## Your task:
Write out all the entries word for word, but skip any images.

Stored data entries
────

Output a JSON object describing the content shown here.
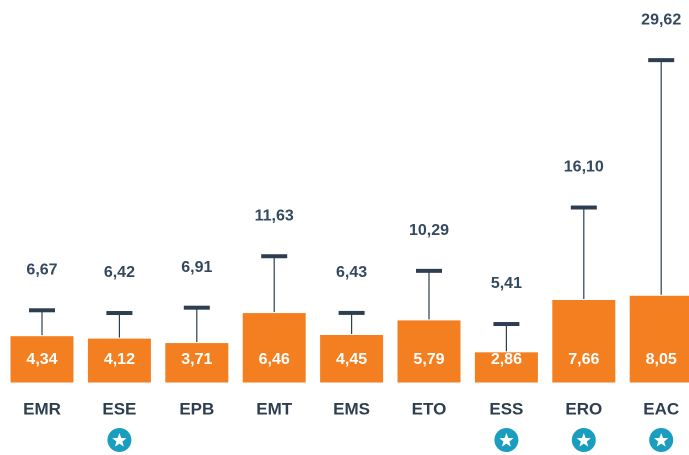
{
  "chart_data": {
    "type": "bar",
    "categories": [
      "EMR",
      "ESE",
      "EPB",
      "EMT",
      "EMS",
      "ETO",
      "ESS",
      "ERO",
      "EAC"
    ],
    "values": [
      4.34,
      4.12,
      3.71,
      6.46,
      4.45,
      5.79,
      2.86,
      7.66,
      8.05
    ],
    "value_labels": [
      "4,34",
      "4,12",
      "3,71",
      "6,46",
      "4,45",
      "5,79",
      "2,86",
      "7,66",
      "8,05"
    ],
    "upper": [
      6.67,
      6.42,
      6.91,
      11.63,
      6.43,
      10.29,
      5.41,
      16.1,
      29.62
    ],
    "upper_labels": [
      "6,67",
      "6,42",
      "6,91",
      "11,63",
      "6,43",
      "10,29",
      "5,41",
      "16,10",
      "29,62"
    ],
    "starred": [
      false,
      true,
      false,
      false,
      false,
      false,
      true,
      true,
      true
    ],
    "color": "#f47f20",
    "cap_color": "#2c3e50",
    "star_color": "#1b9dc0",
    "ylim": [
      0,
      30
    ]
  }
}
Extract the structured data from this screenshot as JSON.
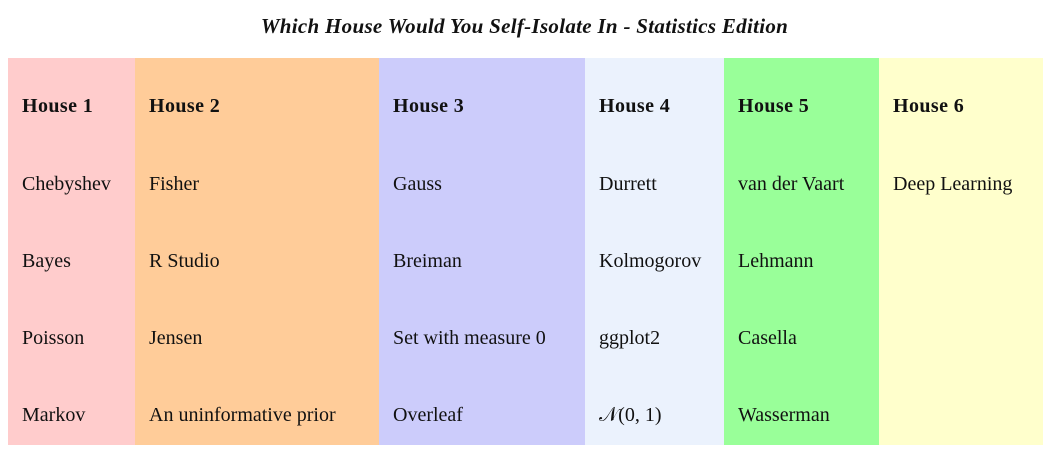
{
  "title": "Which House Would You Self-Isolate In - Statistics Edition",
  "houses": [
    {
      "header": "House 1",
      "color": "#ffcccc",
      "items": [
        "Chebyshev",
        "Bayes",
        "Poisson",
        "Markov"
      ]
    },
    {
      "header": "House 2",
      "color": "#ffcc99",
      "items": [
        "Fisher",
        "R Studio",
        "Jensen",
        "An uninformative prior"
      ]
    },
    {
      "header": "House 3",
      "color": "#ccccfb",
      "items": [
        "Gauss",
        "Breiman",
        "Set with measure 0",
        "Overleaf"
      ]
    },
    {
      "header": "House 4",
      "color": "#ebf2fd",
      "items": [
        "Durrett",
        "Kolmogorov",
        "ggplot2",
        "𝒩(0, 1)"
      ]
    },
    {
      "header": "House 5",
      "color": "#99ff99",
      "items": [
        "van der Vaart",
        "Lehmann",
        "Casella",
        "Wasserman"
      ]
    },
    {
      "header": "House 6",
      "color": "#ffffcc",
      "items": [
        "Deep Learning",
        "",
        "",
        ""
      ]
    }
  ]
}
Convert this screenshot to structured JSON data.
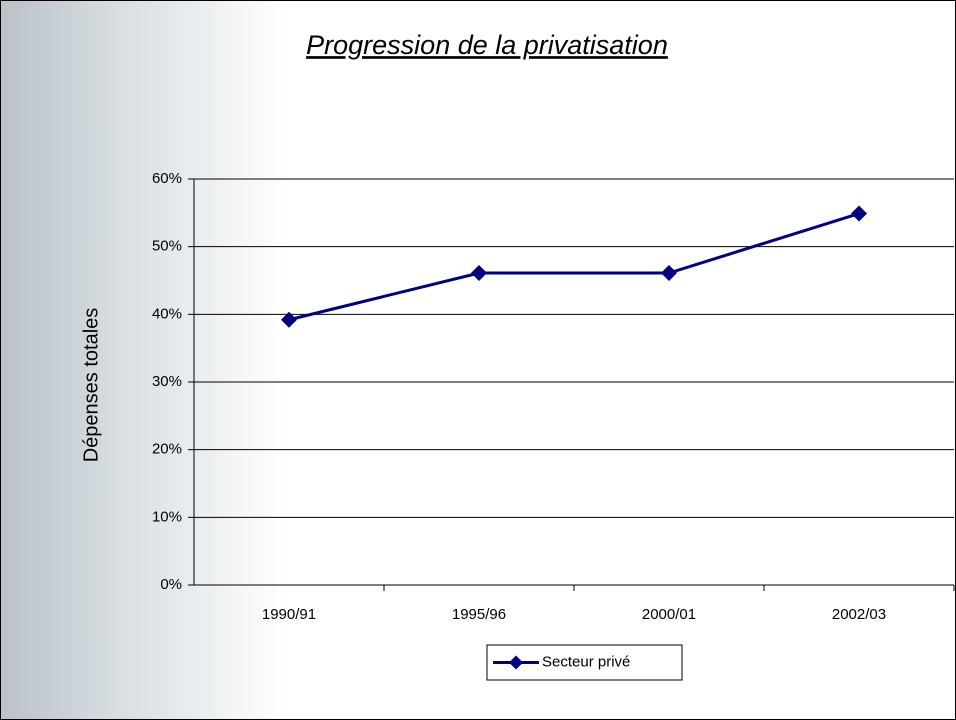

────

## Solution to this problem:
Output a JSON object describing the content shown here.
{
  "chart_data": {
    "type": "bar",
    "categories": [
      "EMR",
      "ESE",
      "EPB",
      "EMT",
      "EMS",
      "ETO",
      "ESS",
      "ERO",
      "EAC"
    ],
    "values": [
      4.34,
      4.12,
      3.71,
      6.46,
      4.45,
      5.79,
      2.86,
      7.66,
      8.05
    ],
    "value_labels": [
      "4,34",
      "4,12",
      "3,71",
      "6,46",
      "4,45",
      "5,79",
      "2,86",
      "7,66",
      "8,05"
    ],
    "upper": [
      6.67,
      6.42,
      6.91,
      11.63,
      6.43,
      10.29,
      5.41,
      16.1,
      29.62
    ],
    "upper_labels": [
      "6,67",
      "6,42",
      "6,91",
      "11,63",
      "6,43",
      "10,29",
      "5,41",
      "16,10",
      "29,62"
    ],
    "starred": [
      false,
      true,
      false,
      false,
      false,
      false,
      true,
      true,
      true
    ],
    "color": "#f47f20",
    "cap_color": "#2c3e50",
    "star_color": "#1b9dc0",
    "ylim": [
      0,
      30
    ]
  }
}
Extract the structured data from this screenshot as JSON.
{
  "title": "Which House Would You Self-Isolate In - Statistics Edition",
  "houses": [
    {
      "header": "House 1",
      "color": "#ffcccc",
      "items": [
        "Chebyshev",
        "Bayes",
        "Poisson",
        "Markov"
      ]
    },
    {
      "header": "House 2",
      "color": "#ffcc99",
      "items": [
        "Fisher",
        "R Studio",
        "Jensen",
        "An uninformative prior"
      ]
    },
    {
      "header": "House 3",
      "color": "#ccccfb",
      "items": [
        "Gauss",
        "Breiman",
        "Set with measure 0",
        "Overleaf"
      ]
    },
    {
      "header": "House 4",
      "color": "#ebf2fd",
      "items": [
        "Durrett",
        "Kolmogorov",
        "ggplot2",
        "𝒩(0, 1)"
      ]
    },
    {
      "header": "House 5",
      "color": "#99ff99",
      "items": [
        "van der Vaart",
        "Lehmann",
        "Casella",
        "Wasserman"
      ]
    },
    {
      "header": "House 6",
      "color": "#ffffcc",
      "items": [
        "Deep Learning",
        "",
        "",
        ""
      ]
    }
  ]
}
Convert this screenshot to structured JSON data.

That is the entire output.